**Your instructions**. Each line of the material below that holds the word "ГРАНИЦЫ" needs to be copied.

**Excerpted records**.
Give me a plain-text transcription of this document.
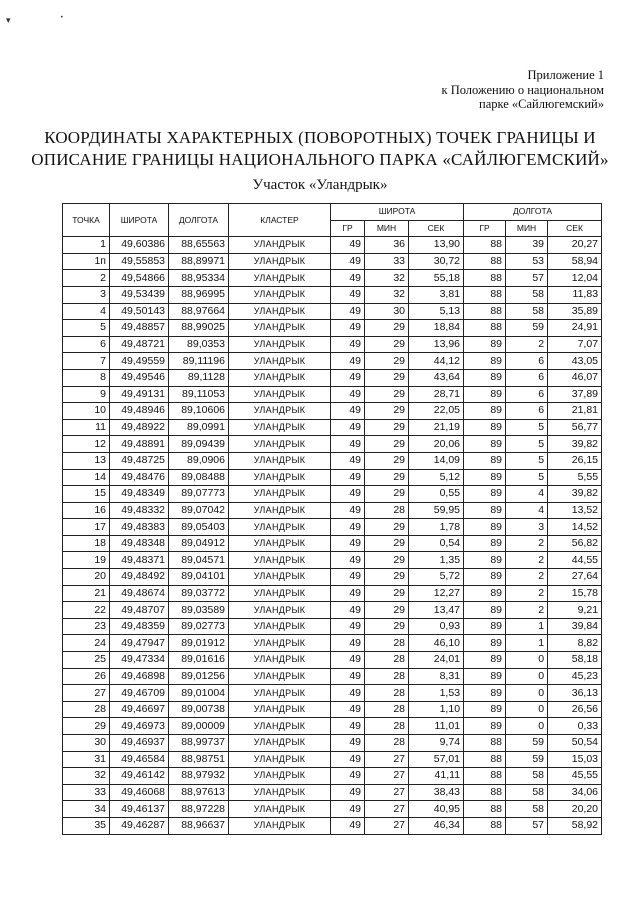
▾	•
Приложение 1
к Положению о национальном
парке «Сайлюгемский»
КООРДИНАТЫ ХАРАКТЕРНЫХ (ПОВОРОТНЫХ) ТОЧЕК ГРАНИЦЫ И
ОПИСАНИЕ ГРАНИЦЫ НАЦИОНАЛЬНОГО ПАРКА «САЙЛЮГЕМСКИЙ»
Участок «Уландрык»
ТОЧКА	ШИРОТА	ДОЛГОТА	КЛАСТЕР	ШИРОТА			ДОЛГОТА		
				ГР	МИН	СЕК	ГР	МИН	СЕК
1	49,60386	88,65563	УЛАНДРЫК	49	36	13,90	88	39	20,27
1п	49,55853	88,89971	УЛАНДРЫК	49	33	30,72	88	53	58,94
2	49,54866	88,95334	УЛАНДРЫК	49	32	55,18	88	57	12,04
3	49,53439	88,96995	УЛАНДРЫК	49	32	3,81	88	58	11,83
4	49,50143	88,97664	УЛАНДРЫК	49	30	5,13	88	58	35,89
5	49,48857	88,99025	УЛАНДРЫК	49	29	18,84	88	59	24,91
6	49,48721	89,0353	УЛАНДРЫК	49	29	13,96	89	2	7,07
7	49,49559	89,11196	УЛАНДРЫК	49	29	44,12	89	6	43,05
8	49,49546	89,1128	УЛАНДРЫК	49	29	43,64	89	6	46,07
9	49,49131	89,11053	УЛАНДРЫК	49	29	28,71	89	6	37,89
10	49,48946	89,10606	УЛАНДРЫК	49	29	22,05	89	6	21,81
11	49,48922	89,0991	УЛАНДРЫК	49	29	21,19	89	5	56,77
12	49,48891	89,09439	УЛАНДРЫК	49	29	20,06	89	5	39,82
13	49,48725	89,0906	УЛАНДРЫК	49	29	14,09	89	5	26,15
14	49,48476	89,08488	УЛАНДРЫК	49	29	5,12	89	5	5,55
15	49,48349	89,07773	УЛАНДРЫК	49	29	0,55	89	4	39,82
16	49,48332	89,07042	УЛАНДРЫК	49	28	59,95	89	4	13,52
17	49,48383	89,05403	УЛАНДРЫК	49	29	1,78	89	3	14,52
18	49,48348	89,04912	УЛАНДРЫК	49	29	0,54	89	2	56,82
19	49,48371	89,04571	УЛАНДРЫК	49	29	1,35	89	2	44,55
20	49,48492	89,04101	УЛАНДРЫК	49	29	5,72	89	2	27,64
21	49,48674	89,03772	УЛАНДРЫК	49	29	12,27	89	2	15,78
22	49,48707	89,03589	УЛАНДРЫК	49	29	13,47	89	2	9,21
23	49,48359	89,02773	УЛАНДРЫК	49	29	0,93	89	1	39,84
24	49,47947	89,01912	УЛАНДРЫК	49	28	46,10	89	1	8,82
25	49,47334	89,01616	УЛАНДРЫК	49	28	24,01	89	0	58,18
26	49,46898	89,01256	УЛАНДРЫК	49	28	8,31	89	0	45,23
27	49,46709	89,01004	УЛАНДРЫК	49	28	1,53	89	0	36,13
28	49,46697	89,00738	УЛАНДРЫК	49	28	1,10	89	0	26,56
29	49,46973	89,00009	УЛАНДРЫК	49	28	11,01	89	0	0,33
30	49,46937	88,99737	УЛАНДРЫК	49	28	9,74	88	59	50,54
31	49,46584	88,98751	УЛАНДРЫК	49	27	57,01	88	59	15,03
32	49,46142	88,97932	УЛАНДРЫК	49	27	41,11	88	58	45,55
33	49,46068	88,97613	УЛАНДРЫК	49	27	38,43	88	58	34,06
34	49,46137	88,97228	УЛАНДРЫК	49	27	40,95	88	58	20,20
35	49,46287	88,96637	УЛАНДРЫК	49	27	46,34	88	57	58,92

**Solution to this problem**.
КООРДИНАТЫ ХАРАКТЕРНЫХ (ПОВОРОТНЫХ) ТОЧЕК ГРАНИЦЫ И
ОПИСАНИЕ ГРАНИЦЫ НАЦИОНАЛЬНОГО ПАРКА «САЙЛЮГЕМСКИЙ»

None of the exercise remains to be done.